Each entry below is to be transcribed exactly.

--- begin Entries shown ---

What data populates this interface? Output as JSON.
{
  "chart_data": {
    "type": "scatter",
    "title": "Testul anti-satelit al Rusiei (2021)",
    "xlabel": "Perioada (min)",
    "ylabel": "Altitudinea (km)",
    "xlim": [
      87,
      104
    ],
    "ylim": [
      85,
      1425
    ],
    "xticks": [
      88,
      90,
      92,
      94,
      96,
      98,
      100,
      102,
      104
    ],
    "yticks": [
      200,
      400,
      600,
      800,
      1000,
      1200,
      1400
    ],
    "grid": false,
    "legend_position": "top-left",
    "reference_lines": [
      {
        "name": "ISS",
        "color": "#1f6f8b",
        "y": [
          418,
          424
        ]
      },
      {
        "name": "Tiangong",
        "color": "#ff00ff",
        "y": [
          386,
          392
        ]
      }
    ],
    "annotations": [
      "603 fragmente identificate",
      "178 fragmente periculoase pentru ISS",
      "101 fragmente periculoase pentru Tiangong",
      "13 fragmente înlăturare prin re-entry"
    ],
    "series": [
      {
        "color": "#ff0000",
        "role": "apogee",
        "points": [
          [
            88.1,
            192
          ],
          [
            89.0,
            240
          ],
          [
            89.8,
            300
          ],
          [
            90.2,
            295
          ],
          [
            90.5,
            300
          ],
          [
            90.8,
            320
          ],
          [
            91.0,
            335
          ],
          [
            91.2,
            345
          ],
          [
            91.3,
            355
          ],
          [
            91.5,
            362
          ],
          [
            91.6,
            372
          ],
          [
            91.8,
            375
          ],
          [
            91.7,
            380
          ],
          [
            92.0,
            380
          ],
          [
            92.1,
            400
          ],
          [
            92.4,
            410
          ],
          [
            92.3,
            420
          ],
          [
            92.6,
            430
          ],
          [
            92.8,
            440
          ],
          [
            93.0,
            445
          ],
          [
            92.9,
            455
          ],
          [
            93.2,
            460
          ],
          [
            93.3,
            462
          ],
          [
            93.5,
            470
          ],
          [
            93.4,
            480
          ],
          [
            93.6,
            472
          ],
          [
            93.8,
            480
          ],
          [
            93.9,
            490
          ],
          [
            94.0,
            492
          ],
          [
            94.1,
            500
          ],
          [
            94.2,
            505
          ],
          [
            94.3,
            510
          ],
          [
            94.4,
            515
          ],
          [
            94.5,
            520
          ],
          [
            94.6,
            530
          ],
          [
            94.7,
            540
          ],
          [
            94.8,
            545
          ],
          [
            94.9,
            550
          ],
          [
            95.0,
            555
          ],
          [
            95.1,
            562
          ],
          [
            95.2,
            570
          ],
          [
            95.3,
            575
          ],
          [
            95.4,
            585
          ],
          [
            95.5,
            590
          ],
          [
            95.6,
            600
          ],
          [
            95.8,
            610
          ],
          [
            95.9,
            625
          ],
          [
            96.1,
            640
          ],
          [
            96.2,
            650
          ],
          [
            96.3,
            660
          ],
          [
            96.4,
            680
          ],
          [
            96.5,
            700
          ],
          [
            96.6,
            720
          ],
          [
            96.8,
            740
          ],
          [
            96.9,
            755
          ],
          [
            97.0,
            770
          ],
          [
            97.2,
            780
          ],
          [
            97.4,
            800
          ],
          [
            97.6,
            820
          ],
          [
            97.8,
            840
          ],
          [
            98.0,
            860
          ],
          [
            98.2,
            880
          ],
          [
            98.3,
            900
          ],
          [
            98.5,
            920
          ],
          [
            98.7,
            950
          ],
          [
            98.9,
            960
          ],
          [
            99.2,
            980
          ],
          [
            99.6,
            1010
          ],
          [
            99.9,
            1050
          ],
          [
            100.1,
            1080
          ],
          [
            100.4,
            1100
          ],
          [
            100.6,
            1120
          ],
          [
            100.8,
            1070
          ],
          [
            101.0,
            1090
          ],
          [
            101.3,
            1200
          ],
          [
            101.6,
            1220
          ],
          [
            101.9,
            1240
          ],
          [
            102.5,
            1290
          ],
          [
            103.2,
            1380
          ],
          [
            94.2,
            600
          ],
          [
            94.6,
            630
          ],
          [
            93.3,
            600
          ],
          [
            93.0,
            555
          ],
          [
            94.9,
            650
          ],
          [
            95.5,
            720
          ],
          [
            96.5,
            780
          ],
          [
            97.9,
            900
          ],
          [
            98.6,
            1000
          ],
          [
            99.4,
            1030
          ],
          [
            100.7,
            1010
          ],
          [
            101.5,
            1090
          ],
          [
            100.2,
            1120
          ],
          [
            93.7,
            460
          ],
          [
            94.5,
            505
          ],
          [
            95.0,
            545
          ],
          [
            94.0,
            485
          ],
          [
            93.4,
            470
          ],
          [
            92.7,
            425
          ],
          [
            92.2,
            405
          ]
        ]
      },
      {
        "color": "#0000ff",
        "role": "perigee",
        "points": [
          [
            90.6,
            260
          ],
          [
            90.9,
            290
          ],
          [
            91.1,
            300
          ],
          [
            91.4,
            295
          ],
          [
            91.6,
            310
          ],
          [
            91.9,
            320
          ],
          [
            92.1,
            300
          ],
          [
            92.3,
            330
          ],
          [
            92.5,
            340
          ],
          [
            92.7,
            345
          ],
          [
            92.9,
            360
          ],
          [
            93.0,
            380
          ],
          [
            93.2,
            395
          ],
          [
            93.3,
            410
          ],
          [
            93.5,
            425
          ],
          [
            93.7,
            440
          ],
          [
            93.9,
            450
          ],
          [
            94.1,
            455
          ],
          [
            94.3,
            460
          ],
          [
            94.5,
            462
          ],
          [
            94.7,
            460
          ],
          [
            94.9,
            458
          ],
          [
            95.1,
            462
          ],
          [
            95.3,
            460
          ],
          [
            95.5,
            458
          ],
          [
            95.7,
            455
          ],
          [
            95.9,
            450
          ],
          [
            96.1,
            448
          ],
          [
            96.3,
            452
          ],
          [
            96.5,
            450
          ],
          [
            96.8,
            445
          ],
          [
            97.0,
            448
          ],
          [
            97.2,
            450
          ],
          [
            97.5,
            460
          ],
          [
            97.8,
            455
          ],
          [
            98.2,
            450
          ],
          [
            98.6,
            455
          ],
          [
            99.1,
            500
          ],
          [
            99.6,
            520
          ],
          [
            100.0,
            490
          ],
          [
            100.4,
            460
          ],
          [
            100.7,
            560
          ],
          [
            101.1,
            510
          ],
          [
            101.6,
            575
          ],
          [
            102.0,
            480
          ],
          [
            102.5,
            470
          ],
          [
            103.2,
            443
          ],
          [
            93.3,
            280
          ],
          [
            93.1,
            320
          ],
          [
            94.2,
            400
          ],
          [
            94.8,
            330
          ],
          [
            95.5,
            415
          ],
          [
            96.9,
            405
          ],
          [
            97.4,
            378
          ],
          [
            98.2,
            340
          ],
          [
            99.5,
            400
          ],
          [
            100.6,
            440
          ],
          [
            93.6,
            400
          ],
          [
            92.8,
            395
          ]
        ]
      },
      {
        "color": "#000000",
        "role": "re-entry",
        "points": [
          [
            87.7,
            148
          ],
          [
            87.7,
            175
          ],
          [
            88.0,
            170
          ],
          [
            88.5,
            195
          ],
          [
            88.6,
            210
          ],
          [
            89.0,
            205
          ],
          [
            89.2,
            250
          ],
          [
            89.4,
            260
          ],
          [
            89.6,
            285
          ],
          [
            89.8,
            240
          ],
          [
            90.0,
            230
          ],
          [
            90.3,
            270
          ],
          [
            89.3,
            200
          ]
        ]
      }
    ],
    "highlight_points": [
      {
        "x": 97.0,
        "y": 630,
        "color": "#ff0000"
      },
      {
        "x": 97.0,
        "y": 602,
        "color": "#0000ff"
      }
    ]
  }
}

--- end Entries shown ---

■ **Task output**
What data populates this interface? Output as JSON.
{
  "chart_data": {
    "type": "scatter",
    "title": "Testul anti-satelit al Rusiei (2021)",
    "xlabel": "Perioada (min)",
    "ylabel": "Altitudinea (km)",
    "xlim": [
      87,
      104
    ],
    "ylim": [
      85,
      1425
    ],
    "xticks": [
      88,
      90,
      92,
      94,
      96,
      98,
      100,
      102,
      104
    ],
    "yticks": [
      200,
      400,
      600,
      800,
      1000,
      1200,
      1400
    ],
    "grid": false,
    "legend_position": "top-left",
    "reference_lines": [
      {
        "name": "ISS",
        "color": "#1f6f8b",
        "y": [
          418,
          424
        ]
      },
      {
        "name": "Tiangong",
        "color": "#ff00ff",
        "y": [
          386,
          392
        ]
      }
    ],
    "annotations": [
      "603 fragmente identificate",
      "178 fragmente periculoase pentru ISS",
      "101 fragmente periculoase pentru Tiangong",
      "13 fragmente înlăturare prin re-entry"
    ],
    "series": [
      {
        "color": "#ff0000",
        "role": "apogee",
        "points": [
          [
            88.1,
            192
          ],
          [
            89.0,
            240
          ],
          [
            89.8,
            300
          ],
          [
            90.2,
            295
          ],
          [
            90.5,
            300
          ],
          [
            90.8,
            320
          ],
          [
            91.0,
            335
          ],
          [
            91.2,
            345
          ],
          [
            91.3,
            355
          ],
          [
            91.5,
            362
          ],
          [
            91.6,
            372
          ],
          [
            91.8,
            375
          ],
          [
            91.7,
            380
          ],
          [
            92.0,
            380
          ],
          [
            92.1,
            400
          ],
          [
            92.4,
            410
          ],
          [
            92.3,
            420
          ],
          [
            92.6,
            430
          ],
          [
            92.8,
            440
          ],
          [
            93.0,
            445
          ],
          [
            92.9,
            455
          ],
          [
            93.2,
            460
          ],
          [
            93.3,
            462
          ],
          [
            93.5,
            470
          ],
          [
            93.4,
            480
          ],
          [
            93.6,
            472
          ],
          [
            93.8,
            480
          ],
          [
            93.9,
            490
          ],
          [
            94.0,
            492
          ],
          [
            94.1,
            500
          ],
          [
            94.2,
            505
          ],
          [
            94.3,
            510
          ],
          [
            94.4,
            515
          ],
          [
            94.5,
            520
          ],
          [
            94.6,
            530
          ],
          [
            94.7,
            540
          ],
          [
            94.8,
            545
          ],
          [
            94.9,
            550
          ],
          [
            95.0,
            555
          ],
          [
            95.1,
            562
          ],
          [
            95.2,
            570
          ],
          [
            95.3,
            575
          ],
          [
            95.4,
            585
          ],
          [
            95.5,
            590
          ],
          [
            95.6,
            600
          ],
          [
            95.8,
            610
          ],
          [
            95.9,
            625
          ],
          [
            96.1,
            640
          ],
          [
            96.2,
            650
          ],
          [
            96.3,
            660
          ],
          [
            96.4,
            680
          ],
          [
            96.5,
            700
          ],
          [
            96.6,
            720
          ],
          [
            96.8,
            740
          ],
          [
            96.9,
            755
          ],
          [
            97.0,
            770
          ],
          [
            97.2,
            780
          ],
          [
            97.4,
            800
          ],
          [
            97.6,
            820
          ],
          [
            97.8,
            840
          ],
          [
            98.0,
            860
          ],
          [
            98.2,
            880
          ],
          [
            98.3,
            900
          ],
          [
            98.5,
            920
          ],
          [
            98.7,
            950
          ],
          [
            98.9,
            960
          ],
          [
            99.2,
            980
          ],
          [
            99.6,
            1010
          ],
          [
            99.9,
            1050
          ],
          [
            100.1,
            1080
          ],
          [
            100.4,
            1100
          ],
          [
            100.6,
            1120
          ],
          [
            100.8,
            1070
          ],
          [
            101.0,
            1090
          ],
          [
            101.3,
            1200
          ],
          [
            101.6,
            1220
          ],
          [
            101.9,
            1240
          ],
          [
            102.5,
            1290
          ],
          [
            103.2,
            1380
          ],
          [
            94.2,
            600
          ],
          [
            94.6,
            630
          ],
          [
            93.3,
            600
          ],
          [
            93.0,
            555
          ],
          [
            94.9,
            650
          ],
          [
            95.5,
            720
          ],
          [
            96.5,
            780
          ],
          [
            97.9,
            900
          ],
          [
            98.6,
            1000
          ],
          [
            99.4,
            1030
          ],
          [
            100.7,
            1010
          ],
          [
            101.5,
            1090
          ],
          [
            100.2,
            1120
          ],
          [
            93.7,
            460
          ],
          [
            94.5,
            505
          ],
          [
            95.0,
            545
          ],
          [
            94.0,
            485
          ],
          [
            93.4,
            470
          ],
          [
            92.7,
            425
          ],
          [
            92.2,
            405
          ]
        ]
      },
      {
        "color": "#0000ff",
        "role": "perigee",
        "points": [
          [
            90.6,
            260
          ],
          [
            90.9,
            290
          ],
          [
            91.1,
            300
          ],
          [
            91.4,
            295
          ],
          [
            91.6,
            310
          ],
          [
            91.9,
            320
          ],
          [
            92.1,
            300
          ],
          [
            92.3,
            330
          ],
          [
            92.5,
            340
          ],
          [
            92.7,
            345
          ],
          [
            92.9,
            360
          ],
          [
            93.0,
            380
          ],
          [
            93.2,
            395
          ],
          [
            93.3,
            410
          ],
          [
            93.5,
            425
          ],
          [
            93.7,
            440
          ],
          [
            93.9,
            450
          ],
          [
            94.1,
            455
          ],
          [
            94.3,
            460
          ],
          [
            94.5,
            462
          ],
          [
            94.7,
            460
          ],
          [
            94.9,
            458
          ],
          [
            95.1,
            462
          ],
          [
            95.3,
            460
          ],
          [
            95.5,
            458
          ],
          [
            95.7,
            455
          ],
          [
            95.9,
            450
          ],
          [
            96.1,
            448
          ],
          [
            96.3,
            452
          ],
          [
            96.5,
            450
          ],
          [
            96.8,
            445
          ],
          [
            97.0,
            448
          ],
          [
            97.2,
            450
          ],
          [
            97.5,
            460
          ],
          [
            97.8,
            455
          ],
          [
            98.2,
            450
          ],
          [
            98.6,
            455
          ],
          [
            99.1,
            500
          ],
          [
            99.6,
            520
          ],
          [
            100.0,
            490
          ],
          [
            100.4,
            460
          ],
          [
            100.7,
            560
          ],
          [
            101.1,
            510
          ],
          [
            101.6,
            575
          ],
          [
            102.0,
            480
          ],
          [
            102.5,
            470
          ],
          [
            103.2,
            443
          ],
          [
            93.3,
            280
          ],
          [
            93.1,
            320
          ],
          [
            94.2,
            400
          ],
          [
            94.8,
            330
          ],
          [
            95.5,
            415
          ],
          [
            96.9,
            405
          ],
          [
            97.4,
            378
          ],
          [
            98.2,
            340
          ],
          [
            99.5,
            400
          ],
          [
            100.6,
            440
          ],
          [
            93.6,
            400
          ],
          [
            92.8,
            395
          ]
        ]
      },
      {
        "color": "#000000",
        "role": "re-entry",
        "points": [
          [
            87.7,
            148
          ],
          [
            87.7,
            175
          ],
          [
            88.0,
            170
          ],
          [
            88.5,
            195
          ],
          [
            88.6,
            210
          ],
          [
            89.0,
            205
          ],
          [
            89.2,
            250
          ],
          [
            89.4,
            260
          ],
          [
            89.6,
            285
          ],
          [
            89.8,
            240
          ],
          [
            90.0,
            230
          ],
          [
            90.3,
            270
          ],
          [
            89.3,
            200
          ]
        ]
      }
    ],
    "highlight_points": [
      {
        "x": 97.0,
        "y": 630,
        "color": "#ff0000"
      },
      {
        "x": 97.0,
        "y": 602,
        "color": "#0000ff"
      }
    ]
  }
}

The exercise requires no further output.